Task: Return each line of the material verbatim.

— start Excerpted data —

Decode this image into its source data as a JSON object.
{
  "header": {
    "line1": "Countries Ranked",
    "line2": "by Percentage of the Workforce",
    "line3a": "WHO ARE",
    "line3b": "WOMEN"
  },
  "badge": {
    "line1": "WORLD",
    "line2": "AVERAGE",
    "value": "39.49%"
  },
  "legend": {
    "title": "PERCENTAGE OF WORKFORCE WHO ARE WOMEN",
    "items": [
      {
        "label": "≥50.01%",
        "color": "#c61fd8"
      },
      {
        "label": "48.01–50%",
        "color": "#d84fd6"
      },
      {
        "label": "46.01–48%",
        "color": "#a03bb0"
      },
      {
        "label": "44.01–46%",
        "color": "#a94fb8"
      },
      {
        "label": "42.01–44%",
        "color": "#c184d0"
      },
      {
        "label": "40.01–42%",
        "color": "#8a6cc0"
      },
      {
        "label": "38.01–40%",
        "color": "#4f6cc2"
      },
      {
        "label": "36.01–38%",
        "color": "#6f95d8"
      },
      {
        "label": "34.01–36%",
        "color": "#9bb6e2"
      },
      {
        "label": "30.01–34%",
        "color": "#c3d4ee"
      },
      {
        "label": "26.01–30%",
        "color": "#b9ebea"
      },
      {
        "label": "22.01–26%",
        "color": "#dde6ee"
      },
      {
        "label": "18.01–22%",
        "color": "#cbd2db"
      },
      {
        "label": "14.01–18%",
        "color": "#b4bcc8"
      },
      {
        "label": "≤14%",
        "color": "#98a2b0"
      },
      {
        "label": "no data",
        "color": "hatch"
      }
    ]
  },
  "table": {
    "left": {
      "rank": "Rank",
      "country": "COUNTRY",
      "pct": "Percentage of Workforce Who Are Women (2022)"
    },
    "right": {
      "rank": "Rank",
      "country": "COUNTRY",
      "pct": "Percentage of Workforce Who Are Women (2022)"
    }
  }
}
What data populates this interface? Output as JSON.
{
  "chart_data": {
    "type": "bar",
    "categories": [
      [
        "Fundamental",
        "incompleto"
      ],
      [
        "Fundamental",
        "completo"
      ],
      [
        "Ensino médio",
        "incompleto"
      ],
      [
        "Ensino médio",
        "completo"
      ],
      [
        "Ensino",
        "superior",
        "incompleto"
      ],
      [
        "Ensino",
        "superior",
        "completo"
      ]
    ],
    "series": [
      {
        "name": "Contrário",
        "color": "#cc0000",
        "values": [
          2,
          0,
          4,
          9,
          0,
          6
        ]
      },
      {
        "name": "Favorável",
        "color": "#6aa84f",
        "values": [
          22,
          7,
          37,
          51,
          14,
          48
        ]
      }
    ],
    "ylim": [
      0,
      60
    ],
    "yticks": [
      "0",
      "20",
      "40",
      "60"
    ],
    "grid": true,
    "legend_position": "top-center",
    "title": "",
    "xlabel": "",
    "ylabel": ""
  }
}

— end Excerpted data —

Solution for this task:
Decode this image into its source data as a JSON object.
{
  "header": {
    "line1": "Countries Ranked",
    "line2": "by Percentage of the Workforce",
    "line3a": "WHO ARE",
    "line3b": "WOMEN"
  },
  "badge": {
    "line1": "WORLD",
    "line2": "AVERAGE",
    "value": "39.49%"
  },
  "legend": {
    "title": "PERCENTAGE OF WORKFORCE WHO ARE WOMEN",
    "items": [
      {
        "label": "≥50.01%",
        "color": "#c61fd8"
      },
      {
        "label": "48.01–50%",
        "color": "#d84fd6"
      },
      {
        "label": "46.01–48%",
        "color": "#a03bb0"
      },
      {
        "label": "44.01–46%",
        "color": "#a94fb8"
      },
      {
        "label": "42.01–44%",
        "color": "#c184d0"
      },
      {
        "label": "40.01–42%",
        "color": "#8a6cc0"
      },
      {
        "label": "38.01–40%",
        "color": "#4f6cc2"
      },
      {
        "label": "36.01–38%",
        "color": "#6f95d8"
      },
      {
        "label": "34.01–36%",
        "color": "#9bb6e2"
      },
      {
        "label": "30.01–34%",
        "color": "#c3d4ee"
      },
      {
        "label": "26.01–30%",
        "color": "#b9ebea"
      },
      {
        "label": "22.01–26%",
        "color": "#dde6ee"
      },
      {
        "label": "18.01–22%",
        "color": "#cbd2db"
      },
      {
        "label": "14.01–18%",
        "color": "#b4bcc8"
      },
      {
        "label": "≤14%",
        "color": "#98a2b0"
      },
      {
        "label": "no data",
        "color": "hatch"
      }
    ]
  },
  "table": {
    "left": {
      "rank": "Rank",
      "country": "COUNTRY",
      "pct": "Percentage of Workforce Who Are Women (2022)"
    },
    "right": {
      "rank": "Rank",
      "country": "COUNTRY",
      "pct": "Percentage of Workforce Who Are Women (2022)"
    }
  }
}
What data populates this interface? Output as JSON.
{
  "chart_data": {
    "type": "bar",
    "categories": [
      [
        "Fundamental",
        "incompleto"
      ],
      [
        "Fundamental",
        "completo"
      ],
      [
        "Ensino médio",
        "incompleto"
      ],
      [
        "Ensino médio",
        "completo"
      ],
      [
        "Ensino",
        "superior",
        "incompleto"
      ],
      [
        "Ensino",
        "superior",
        "completo"
      ]
    ],
    "series": [
      {
        "name": "Contrário",
        "color": "#cc0000",
        "values": [
          2,
          0,
          4,
          9,
          0,
          6
        ]
      },
      {
        "name": "Favorável",
        "color": "#6aa84f",
        "values": [
          22,
          7,
          37,
          51,
          14,
          48
        ]
      }
    ],
    "ylim": [
      0,
      60
    ],
    "yticks": [
      "0",
      "20",
      "40",
      "60"
    ],
    "grid": true,
    "legend_position": "top-center",
    "title": "",
    "xlabel": "",
    "ylabel": ""
  }
}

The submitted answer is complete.